━━━ TEXTE À LIRE ━━━

Or la naissance de nombreux sites personnels étaient soit hébergés par des fournisseurs gratuits, genre Free, et il fallait connaître un chouïa de html (ou bien recourir au logiciels qui faisaient du html à partir de texte, comme FrontPage de Microsoft, pour ne citer que le plus courant, et pas le meilleur), soit, c’est le cas ici, on pouvait créer des sites au squelette prédéterminé, genre Dromadaire. Cette deuxième solution, plus accessible, démontra vite ses faiblesses : tous les sites se ressemblaient et nous n’avions aucune créativité architecturale. On se mit donc, pour la plupart, au html. On a fait des architectures à base de tableaux, ce qui fut rapidement proscrit par le WC3 (comme je l’appelais), qui préconisa de bien distinguer d’une part le contenu du site (ce qu’on met dans l’html) de sa forme (qui devint le CSS – entre autres). C’est l’épine du problème : en effet, si un écrivain n’est pas typographe ou imprimeur, c’est que ce n’est pas son métier. Il doit en revanche, s’il souhaite se faire entendre, user correctement de la langue qu’il pratique. Il peut certes jouer le matérialisme ou l’abstraction, genre Michaux ou Artaud, mais il ne peut pas éviter l’aspect technique de la langue : canal, air, etc. Ainsi sur la toile : vous pouvez ne pas croire au WC3, si vous écrivez n’importe quoi, votre site ne sera pas vu, lu, n’apparaîtra même pas à l’écran. Alors où se situe la technique, la création ; à l’orée de quel monde ? Le long de quelle frontière ?
Nous nous sommes donc soumis au WC3, pour de simples raisons techniques, mais la question là posée alors est fondamentale. Je cite François Bon .
Mais qui pourrait prétendre, pour Internet comme pour le livre graphique, que la présentation et la mise en page sont indépendants du contenu ?
Je ne saurais répondre complètement.

━━━ DONNÉES FOURNIES ━━━

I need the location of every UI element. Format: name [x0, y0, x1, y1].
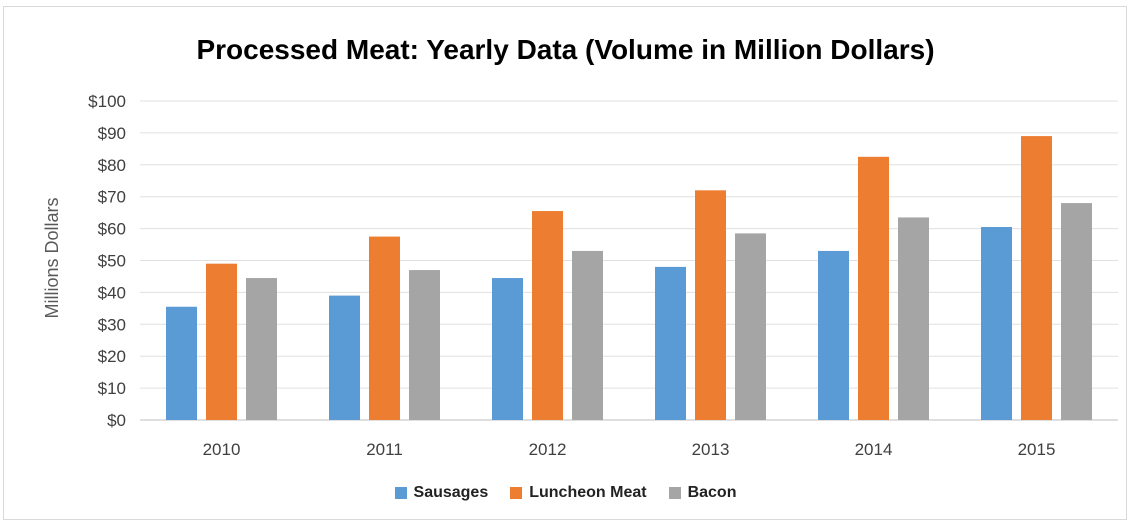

━━━

Écrivez la suite du texte sur les débuts des sites personnels, juste après sa dernière phrase.

> VOTRE RÉPONSE:
3. Les blogues Le CSS était déjà une préfiguration du web 2.0, terme qui ne signifie à peu près rien. De nouveaux moyens techniques libérèrent les nouveaux arrivants du net, propulsés par l’adsl post-bulle internet. Et ce fut le moment des blogues, moment qui dure encore et ne semble pouvoir se tarir. Il y a deux ans, mon propriétaire me demande, après que je lui dis avoir un site sur internet : c’est votre blogue ? Bien sûr que non, ce ne peut pas être un blogue ; pour deux raisons : 1. je ne sais pas ce qu’est un blogue ; 2. je n’aime pas les blogues. Je ne reviendrai pas sur le 2., puisque j’en parle assez ailleurs. Pour le point numéro 1, je dirais ceci. Quand je déclare ne pas savoir ce qu’est un blogue, c’est que je trouve singulier de différencier, subitement, dans l’esprit des gens, les blogues des autres sites. Or, si l’on observe les blogues, on se rend compte qu’ils ont tous quelque chose en commun (ou quasi) : leurs auteurs ne s’occupent pratiquement pas de la mise en forme, je veux dire, des codes sources de leurs pages. L’architecture leur est fournie par un « hébergeur », et ils doivent s’en contenter. Si bien que, malgré tout, tous les blogues se ressemblent, ce qui est fort dommageable : 1°. Cela les retire de la création internet, et cela réduit à nouveau la toile à un média, et 2°. Cela s’exclue littéralement de la scène littéraire, puisque cela n’a pour objectif qu’une écriture quotidienne, disons, dans l’actualité (je provoque aussi : il y a bien sûr de bons blogues).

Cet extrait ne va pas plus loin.